(Extracted records)
______________________________

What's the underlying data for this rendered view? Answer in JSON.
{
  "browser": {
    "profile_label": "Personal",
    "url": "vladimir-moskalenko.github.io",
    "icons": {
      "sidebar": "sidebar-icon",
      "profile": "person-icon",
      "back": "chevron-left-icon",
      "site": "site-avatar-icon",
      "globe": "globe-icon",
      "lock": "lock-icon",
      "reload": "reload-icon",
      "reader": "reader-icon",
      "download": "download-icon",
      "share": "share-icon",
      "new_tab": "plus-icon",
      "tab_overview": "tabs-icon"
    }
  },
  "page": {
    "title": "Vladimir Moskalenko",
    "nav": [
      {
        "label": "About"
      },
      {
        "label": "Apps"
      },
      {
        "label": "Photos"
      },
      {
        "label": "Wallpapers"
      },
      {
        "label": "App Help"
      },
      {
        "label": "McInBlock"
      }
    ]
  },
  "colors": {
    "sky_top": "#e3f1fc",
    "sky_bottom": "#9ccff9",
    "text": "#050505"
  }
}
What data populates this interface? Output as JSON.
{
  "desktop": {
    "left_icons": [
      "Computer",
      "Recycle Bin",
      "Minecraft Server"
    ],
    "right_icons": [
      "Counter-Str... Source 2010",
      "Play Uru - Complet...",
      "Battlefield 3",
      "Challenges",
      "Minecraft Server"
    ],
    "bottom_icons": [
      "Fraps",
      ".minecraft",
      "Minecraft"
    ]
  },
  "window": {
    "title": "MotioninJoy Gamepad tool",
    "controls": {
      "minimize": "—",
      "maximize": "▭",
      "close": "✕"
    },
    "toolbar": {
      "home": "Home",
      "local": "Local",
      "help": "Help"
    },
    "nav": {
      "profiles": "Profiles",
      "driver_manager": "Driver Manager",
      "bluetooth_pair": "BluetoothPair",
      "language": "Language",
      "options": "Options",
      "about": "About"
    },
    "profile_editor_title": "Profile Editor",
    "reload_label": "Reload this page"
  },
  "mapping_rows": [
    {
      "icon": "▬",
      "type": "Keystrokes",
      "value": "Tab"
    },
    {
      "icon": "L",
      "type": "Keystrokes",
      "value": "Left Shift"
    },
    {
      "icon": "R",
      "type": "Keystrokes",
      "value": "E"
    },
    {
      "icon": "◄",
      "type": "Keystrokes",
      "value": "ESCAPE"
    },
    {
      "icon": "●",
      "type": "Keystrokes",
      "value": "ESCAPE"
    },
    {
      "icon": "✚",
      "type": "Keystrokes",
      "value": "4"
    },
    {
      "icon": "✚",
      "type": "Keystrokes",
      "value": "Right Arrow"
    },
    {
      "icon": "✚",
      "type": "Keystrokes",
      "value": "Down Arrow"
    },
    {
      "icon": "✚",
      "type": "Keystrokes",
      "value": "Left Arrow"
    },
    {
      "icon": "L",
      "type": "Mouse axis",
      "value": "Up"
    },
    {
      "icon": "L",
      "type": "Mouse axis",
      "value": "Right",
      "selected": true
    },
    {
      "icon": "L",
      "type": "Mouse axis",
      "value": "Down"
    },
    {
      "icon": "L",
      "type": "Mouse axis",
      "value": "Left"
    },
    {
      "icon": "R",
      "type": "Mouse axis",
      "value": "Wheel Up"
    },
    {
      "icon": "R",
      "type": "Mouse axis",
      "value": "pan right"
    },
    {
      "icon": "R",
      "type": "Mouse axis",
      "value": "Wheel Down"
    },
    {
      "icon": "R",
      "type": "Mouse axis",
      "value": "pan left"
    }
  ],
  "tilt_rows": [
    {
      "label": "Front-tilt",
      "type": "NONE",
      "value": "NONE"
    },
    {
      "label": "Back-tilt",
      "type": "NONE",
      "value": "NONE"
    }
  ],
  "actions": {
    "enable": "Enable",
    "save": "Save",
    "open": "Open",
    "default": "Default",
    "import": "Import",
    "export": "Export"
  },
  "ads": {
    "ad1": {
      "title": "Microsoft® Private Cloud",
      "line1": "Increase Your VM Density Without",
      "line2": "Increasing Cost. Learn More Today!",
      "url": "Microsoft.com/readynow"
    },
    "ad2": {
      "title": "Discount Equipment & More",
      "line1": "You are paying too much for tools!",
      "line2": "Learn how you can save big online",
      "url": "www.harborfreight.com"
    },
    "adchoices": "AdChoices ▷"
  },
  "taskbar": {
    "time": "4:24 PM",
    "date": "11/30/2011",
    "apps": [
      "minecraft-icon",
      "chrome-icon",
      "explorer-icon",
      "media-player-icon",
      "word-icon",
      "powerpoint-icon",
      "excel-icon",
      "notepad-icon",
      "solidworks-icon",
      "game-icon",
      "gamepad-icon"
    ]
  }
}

______________________________

◆ Do this ◆
Each entry above is to be set down again in exactly the same words.

◆ Task response ◆
What's the underlying data for this rendered view? Answer in JSON.
{
  "browser": {
    "profile_label": "Personal",
    "url": "vladimir-moskalenko.github.io",
    "icons": {
      "sidebar": "sidebar-icon",
      "profile": "person-icon",
      "back": "chevron-left-icon",
      "site": "site-avatar-icon",
      "globe": "globe-icon",
      "lock": "lock-icon",
      "reload": "reload-icon",
      "reader": "reader-icon",
      "download": "download-icon",
      "share": "share-icon",
      "new_tab": "plus-icon",
      "tab_overview": "tabs-icon"
    }
  },
  "page": {
    "title": "Vladimir Moskalenko",
    "nav": [
      {
        "label": "About"
      },
      {
        "label": "Apps"
      },
      {
        "label": "Photos"
      },
      {
        "label": "Wallpapers"
      },
      {
        "label": "App Help"
      },
      {
        "label": "McInBlock"
      }
    ]
  },
  "colors": {
    "sky_top": "#e3f1fc",
    "sky_bottom": "#9ccff9",
    "text": "#050505"
  }
}
What data populates this interface? Output as JSON.
{
  "desktop": {
    "left_icons": [
      "Computer",
      "Recycle Bin",
      "Minecraft Server"
    ],
    "right_icons": [
      "Counter-Str... Source 2010",
      "Play Uru - Complet...",
      "Battlefield 3",
      "Challenges",
      "Minecraft Server"
    ],
    "bottom_icons": [
      "Fraps",
      ".minecraft",
      "Minecraft"
    ]
  },
  "window": {
    "title": "MotioninJoy Gamepad tool",
    "controls": {
      "minimize": "—",
      "maximize": "▭",
      "close": "✕"
    },
    "toolbar": {
      "home": "Home",
      "local": "Local",
      "help": "Help"
    },
    "nav": {
      "profiles": "Profiles",
      "driver_manager": "Driver Manager",
      "bluetooth_pair": "BluetoothPair",
      "language": "Language",
      "options": "Options",
      "about": "About"
    },
    "profile_editor_title": "Profile Editor",
    "reload_label": "Reload this page"
  },
  "mapping_rows": [
    {
      "icon": "▬",
      "type": "Keystrokes",
      "value": "Tab"
    },
    {
      "icon": "L",
      "type": "Keystrokes",
      "value": "Left Shift"
    },
    {
      "icon": "R",
      "type": "Keystrokes",
      "value": "E"
    },
    {
      "icon": "◄",
      "type": "Keystrokes",
      "value": "ESCAPE"
    },
    {
      "icon": "●",
      "type": "Keystrokes",
      "value": "ESCAPE"
    },
    {
      "icon": "✚",
      "type": "Keystrokes",
      "value": "4"
    },
    {
      "icon": "✚",
      "type": "Keystrokes",
      "value": "Right Arrow"
    },
    {
      "icon": "✚",
      "type": "Keystrokes",
      "value": "Down Arrow"
    },
    {
      "icon": "✚",
      "type": "Keystrokes",
      "value": "Left Arrow"
    },
    {
      "icon": "L",
      "type": "Mouse axis",
      "value": "Up"
    },
    {
      "icon": "L",
      "type": "Mouse axis",
      "value": "Right",
      "selected": true
    },
    {
      "icon": "L",
      "type": "Mouse axis",
      "value": "Down"
    },
    {
      "icon": "L",
      "type": "Mouse axis",
      "value": "Left"
    },
    {
      "icon": "R",
      "type": "Mouse axis",
      "value": "Wheel Up"
    },
    {
      "icon": "R",
      "type": "Mouse axis",
      "value": "pan right"
    },
    {
      "icon": "R",
      "type": "Mouse axis",
      "value": "Wheel Down"
    },
    {
      "icon": "R",
      "type": "Mouse axis",
      "value": "pan left"
    }
  ],
  "tilt_rows": [
    {
      "label": "Front-tilt",
      "type": "NONE",
      "value": "NONE"
    },
    {
      "label": "Back-tilt",
      "type": "NONE",
      "value": "NONE"
    }
  ],
  "actions": {
    "enable": "Enable",
    "save": "Save",
    "open": "Open",
    "default": "Default",
    "import": "Import",
    "export": "Export"
  },
  "ads": {
    "ad1": {
      "title": "Microsoft® Private Cloud",
      "line1": "Increase Your VM Density Without",
      "line2": "Increasing Cost. Learn More Today!",
      "url": "Microsoft.com/readynow"
    },
    "ad2": {
      "title": "Discount Equipment & More",
      "line1": "You are paying too much for tools!",
      "line2": "Learn how you can save big online",
      "url": "www.harborfreight.com"
    },
    "adchoices": "AdChoices ▷"
  },
  "taskbar": {
    "time": "4:24 PM",
    "date": "11/30/2011",
    "apps": [
      "minecraft-icon",
      "chrome-icon",
      "explorer-icon",
      "media-player-icon",
      "word-icon",
      "powerpoint-icon",
      "excel-icon",
      "notepad-icon",
      "solidworks-icon",
      "game-icon",
      "gamepad-icon"
    ]
  }
}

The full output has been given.